A run of records:
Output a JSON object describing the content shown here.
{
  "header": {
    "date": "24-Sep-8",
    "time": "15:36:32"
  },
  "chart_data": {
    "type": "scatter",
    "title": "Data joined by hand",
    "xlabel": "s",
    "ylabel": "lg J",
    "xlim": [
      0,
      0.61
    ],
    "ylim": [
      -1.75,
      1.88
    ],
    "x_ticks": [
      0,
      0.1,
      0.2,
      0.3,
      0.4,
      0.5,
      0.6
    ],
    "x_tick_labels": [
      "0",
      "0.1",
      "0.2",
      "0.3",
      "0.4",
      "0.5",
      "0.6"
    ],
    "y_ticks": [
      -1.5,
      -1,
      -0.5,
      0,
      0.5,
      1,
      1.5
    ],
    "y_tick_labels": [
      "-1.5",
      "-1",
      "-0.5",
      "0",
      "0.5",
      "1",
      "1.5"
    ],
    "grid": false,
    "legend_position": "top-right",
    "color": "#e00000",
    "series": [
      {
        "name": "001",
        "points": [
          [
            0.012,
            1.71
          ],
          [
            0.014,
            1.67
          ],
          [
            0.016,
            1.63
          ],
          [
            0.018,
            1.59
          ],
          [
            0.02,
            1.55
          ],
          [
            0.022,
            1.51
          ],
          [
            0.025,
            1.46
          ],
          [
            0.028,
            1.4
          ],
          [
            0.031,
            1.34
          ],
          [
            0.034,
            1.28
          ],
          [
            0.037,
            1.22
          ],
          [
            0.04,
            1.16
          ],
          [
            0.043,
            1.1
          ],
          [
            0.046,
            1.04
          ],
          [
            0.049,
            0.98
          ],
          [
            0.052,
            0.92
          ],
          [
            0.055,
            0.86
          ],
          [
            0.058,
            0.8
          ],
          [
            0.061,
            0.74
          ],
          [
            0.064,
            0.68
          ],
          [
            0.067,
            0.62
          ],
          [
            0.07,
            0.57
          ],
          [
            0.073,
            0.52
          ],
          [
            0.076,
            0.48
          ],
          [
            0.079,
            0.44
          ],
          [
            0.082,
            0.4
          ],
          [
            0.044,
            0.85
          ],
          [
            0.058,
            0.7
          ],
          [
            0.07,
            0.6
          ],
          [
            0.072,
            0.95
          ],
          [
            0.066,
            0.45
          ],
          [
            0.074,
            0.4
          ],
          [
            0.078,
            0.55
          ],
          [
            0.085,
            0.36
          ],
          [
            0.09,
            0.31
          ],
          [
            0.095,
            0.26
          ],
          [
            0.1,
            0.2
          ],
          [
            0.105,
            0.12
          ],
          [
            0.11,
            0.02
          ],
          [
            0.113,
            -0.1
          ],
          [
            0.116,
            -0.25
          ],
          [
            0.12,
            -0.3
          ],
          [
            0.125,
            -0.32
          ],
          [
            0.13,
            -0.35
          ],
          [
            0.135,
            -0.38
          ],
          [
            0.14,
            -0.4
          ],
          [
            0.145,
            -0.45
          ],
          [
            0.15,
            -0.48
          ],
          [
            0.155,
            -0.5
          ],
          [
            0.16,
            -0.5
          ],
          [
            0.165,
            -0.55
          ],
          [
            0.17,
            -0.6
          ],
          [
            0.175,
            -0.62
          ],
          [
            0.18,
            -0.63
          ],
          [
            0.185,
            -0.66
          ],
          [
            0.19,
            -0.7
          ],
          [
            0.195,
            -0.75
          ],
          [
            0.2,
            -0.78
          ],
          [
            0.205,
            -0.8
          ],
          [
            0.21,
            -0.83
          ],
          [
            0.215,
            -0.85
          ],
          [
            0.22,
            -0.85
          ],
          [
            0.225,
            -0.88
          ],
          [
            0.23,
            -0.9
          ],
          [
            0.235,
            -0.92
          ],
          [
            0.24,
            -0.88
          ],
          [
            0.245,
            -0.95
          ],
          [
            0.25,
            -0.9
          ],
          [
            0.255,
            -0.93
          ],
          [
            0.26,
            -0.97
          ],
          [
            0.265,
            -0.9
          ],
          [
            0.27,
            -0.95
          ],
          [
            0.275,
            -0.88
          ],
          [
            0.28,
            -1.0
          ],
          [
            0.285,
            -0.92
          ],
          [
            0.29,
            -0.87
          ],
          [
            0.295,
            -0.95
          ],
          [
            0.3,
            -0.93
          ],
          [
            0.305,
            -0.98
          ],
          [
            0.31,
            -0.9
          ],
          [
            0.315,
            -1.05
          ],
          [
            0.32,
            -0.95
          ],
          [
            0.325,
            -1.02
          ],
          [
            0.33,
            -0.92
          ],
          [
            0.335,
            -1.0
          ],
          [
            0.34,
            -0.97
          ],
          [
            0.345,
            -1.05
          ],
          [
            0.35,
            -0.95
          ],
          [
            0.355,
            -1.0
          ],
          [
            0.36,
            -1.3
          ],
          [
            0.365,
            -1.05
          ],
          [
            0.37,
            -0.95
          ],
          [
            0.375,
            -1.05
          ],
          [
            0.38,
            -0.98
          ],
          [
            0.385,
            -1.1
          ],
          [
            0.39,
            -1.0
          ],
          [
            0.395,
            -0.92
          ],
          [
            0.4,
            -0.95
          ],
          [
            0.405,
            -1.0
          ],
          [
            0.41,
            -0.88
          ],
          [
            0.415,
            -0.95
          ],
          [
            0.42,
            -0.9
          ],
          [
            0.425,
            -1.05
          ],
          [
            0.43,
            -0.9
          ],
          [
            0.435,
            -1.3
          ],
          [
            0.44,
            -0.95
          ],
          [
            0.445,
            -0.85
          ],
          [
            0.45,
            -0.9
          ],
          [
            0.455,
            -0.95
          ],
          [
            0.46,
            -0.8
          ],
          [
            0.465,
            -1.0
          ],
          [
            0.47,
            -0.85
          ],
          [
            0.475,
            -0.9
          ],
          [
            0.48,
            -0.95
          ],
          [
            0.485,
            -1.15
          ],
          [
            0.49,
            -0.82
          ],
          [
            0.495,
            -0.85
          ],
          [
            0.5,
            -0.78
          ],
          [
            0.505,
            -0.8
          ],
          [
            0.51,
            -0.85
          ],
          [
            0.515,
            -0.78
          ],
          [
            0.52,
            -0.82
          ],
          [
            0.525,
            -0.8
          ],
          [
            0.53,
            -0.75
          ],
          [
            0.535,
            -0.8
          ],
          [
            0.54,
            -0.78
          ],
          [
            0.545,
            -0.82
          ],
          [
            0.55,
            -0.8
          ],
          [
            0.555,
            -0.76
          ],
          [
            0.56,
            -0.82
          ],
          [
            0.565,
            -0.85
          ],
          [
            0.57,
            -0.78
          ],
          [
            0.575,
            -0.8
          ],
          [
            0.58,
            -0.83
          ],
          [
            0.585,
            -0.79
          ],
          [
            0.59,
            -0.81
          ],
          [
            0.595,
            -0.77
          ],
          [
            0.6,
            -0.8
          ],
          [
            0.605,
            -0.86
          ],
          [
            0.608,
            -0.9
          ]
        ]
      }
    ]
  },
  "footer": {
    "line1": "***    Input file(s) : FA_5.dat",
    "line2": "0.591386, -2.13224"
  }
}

Written task: Reproduce each record shown above without altering a single word.

Final result:
Output a JSON object describing the content shown here.
{
  "header": {
    "date": "24-Sep-8",
    "time": "15:36:32"
  },
  "chart_data": {
    "type": "scatter",
    "title": "Data joined by hand",
    "xlabel": "s",
    "ylabel": "lg J",
    "xlim": [
      0,
      0.61
    ],
    "ylim": [
      -1.75,
      1.88
    ],
    "x_ticks": [
      0,
      0.1,
      0.2,
      0.3,
      0.4,
      0.5,
      0.6
    ],
    "x_tick_labels": [
      "0",
      "0.1",
      "0.2",
      "0.3",
      "0.4",
      "0.5",
      "0.6"
    ],
    "y_ticks": [
      -1.5,
      -1,
      -0.5,
      0,
      0.5,
      1,
      1.5
    ],
    "y_tick_labels": [
      "-1.5",
      "-1",
      "-0.5",
      "0",
      "0.5",
      "1",
      "1.5"
    ],
    "grid": false,
    "legend_position": "top-right",
    "color": "#e00000",
    "series": [
      {
        "name": "001",
        "points": [
          [
            0.012,
            1.71
          ],
          [
            0.014,
            1.67
          ],
          [
            0.016,
            1.63
          ],
          [
            0.018,
            1.59
          ],
          [
            0.02,
            1.55
          ],
          [
            0.022,
            1.51
          ],
          [
            0.025,
            1.46
          ],
          [
            0.028,
            1.4
          ],
          [
            0.031,
            1.34
          ],
          [
            0.034,
            1.28
          ],
          [
            0.037,
            1.22
          ],
          [
            0.04,
            1.16
          ],
          [
            0.043,
            1.1
          ],
          [
            0.046,
            1.04
          ],
          [
            0.049,
            0.98
          ],
          [
            0.052,
            0.92
          ],
          [
            0.055,
            0.86
          ],
          [
            0.058,
            0.8
          ],
          [
            0.061,
            0.74
          ],
          [
            0.064,
            0.68
          ],
          [
            0.067,
            0.62
          ],
          [
            0.07,
            0.57
          ],
          [
            0.073,
            0.52
          ],
          [
            0.076,
            0.48
          ],
          [
            0.079,
            0.44
          ],
          [
            0.082,
            0.4
          ],
          [
            0.044,
            0.85
          ],
          [
            0.058,
            0.7
          ],
          [
            0.07,
            0.6
          ],
          [
            0.072,
            0.95
          ],
          [
            0.066,
            0.45
          ],
          [
            0.074,
            0.4
          ],
          [
            0.078,
            0.55
          ],
          [
            0.085,
            0.36
          ],
          [
            0.09,
            0.31
          ],
          [
            0.095,
            0.26
          ],
          [
            0.1,
            0.2
          ],
          [
            0.105,
            0.12
          ],
          [
            0.11,
            0.02
          ],
          [
            0.113,
            -0.1
          ],
          [
            0.116,
            -0.25
          ],
          [
            0.12,
            -0.3
          ],
          [
            0.125,
            -0.32
          ],
          [
            0.13,
            -0.35
          ],
          [
            0.135,
            -0.38
          ],
          [
            0.14,
            -0.4
          ],
          [
            0.145,
            -0.45
          ],
          [
            0.15,
            -0.48
          ],
          [
            0.155,
            -0.5
          ],
          [
            0.16,
            -0.5
          ],
          [
            0.165,
            -0.55
          ],
          [
            0.17,
            -0.6
          ],
          [
            0.175,
            -0.62
          ],
          [
            0.18,
            -0.63
          ],
          [
            0.185,
            -0.66
          ],
          [
            0.19,
            -0.7
          ],
          [
            0.195,
            -0.75
          ],
          [
            0.2,
            -0.78
          ],
          [
            0.205,
            -0.8
          ],
          [
            0.21,
            -0.83
          ],
          [
            0.215,
            -0.85
          ],
          [
            0.22,
            -0.85
          ],
          [
            0.225,
            -0.88
          ],
          [
            0.23,
            -0.9
          ],
          [
            0.235,
            -0.92
          ],
          [
            0.24,
            -0.88
          ],
          [
            0.245,
            -0.95
          ],
          [
            0.25,
            -0.9
          ],
          [
            0.255,
            -0.93
          ],
          [
            0.26,
            -0.97
          ],
          [
            0.265,
            -0.9
          ],
          [
            0.27,
            -0.95
          ],
          [
            0.275,
            -0.88
          ],
          [
            0.28,
            -1.0
          ],
          [
            0.285,
            -0.92
          ],
          [
            0.29,
            -0.87
          ],
          [
            0.295,
            -0.95
          ],
          [
            0.3,
            -0.93
          ],
          [
            0.305,
            -0.98
          ],
          [
            0.31,
            -0.9
          ],
          [
            0.315,
            -1.05
          ],
          [
            0.32,
            -0.95
          ],
          [
            0.325,
            -1.02
          ],
          [
            0.33,
            -0.92
          ],
          [
            0.335,
            -1.0
          ],
          [
            0.34,
            -0.97
          ],
          [
            0.345,
            -1.05
          ],
          [
            0.35,
            -0.95
          ],
          [
            0.355,
            -1.0
          ],
          [
            0.36,
            -1.3
          ],
          [
            0.365,
            -1.05
          ],
          [
            0.37,
            -0.95
          ],
          [
            0.375,
            -1.05
          ],
          [
            0.38,
            -0.98
          ],
          [
            0.385,
            -1.1
          ],
          [
            0.39,
            -1.0
          ],
          [
            0.395,
            -0.92
          ],
          [
            0.4,
            -0.95
          ],
          [
            0.405,
            -1.0
          ],
          [
            0.41,
            -0.88
          ],
          [
            0.415,
            -0.95
          ],
          [
            0.42,
            -0.9
          ],
          [
            0.425,
            -1.05
          ],
          [
            0.43,
            -0.9
          ],
          [
            0.435,
            -1.3
          ],
          [
            0.44,
            -0.95
          ],
          [
            0.445,
            -0.85
          ],
          [
            0.45,
            -0.9
          ],
          [
            0.455,
            -0.95
          ],
          [
            0.46,
            -0.8
          ],
          [
            0.465,
            -1.0
          ],
          [
            0.47,
            -0.85
          ],
          [
            0.475,
            -0.9
          ],
          [
            0.48,
            -0.95
          ],
          [
            0.485,
            -1.15
          ],
          [
            0.49,
            -0.82
          ],
          [
            0.495,
            -0.85
          ],
          [
            0.5,
            -0.78
          ],
          [
            0.505,
            -0.8
          ],
          [
            0.51,
            -0.85
          ],
          [
            0.515,
            -0.78
          ],
          [
            0.52,
            -0.82
          ],
          [
            0.525,
            -0.8
          ],
          [
            0.53,
            -0.75
          ],
          [
            0.535,
            -0.8
          ],
          [
            0.54,
            -0.78
          ],
          [
            0.545,
            -0.82
          ],
          [
            0.55,
            -0.8
          ],
          [
            0.555,
            -0.76
          ],
          [
            0.56,
            -0.82
          ],
          [
            0.565,
            -0.85
          ],
          [
            0.57,
            -0.78
          ],
          [
            0.575,
            -0.8
          ],
          [
            0.58,
            -0.83
          ],
          [
            0.585,
            -0.79
          ],
          [
            0.59,
            -0.81
          ],
          [
            0.595,
            -0.77
          ],
          [
            0.6,
            -0.8
          ],
          [
            0.605,
            -0.86
          ],
          [
            0.608,
            -0.9
          ]
        ]
      }
    ]
  },
  "footer": {
    "line1": "***    Input file(s) : FA_5.dat",
    "line2": "0.591386, -2.13224"
  }
}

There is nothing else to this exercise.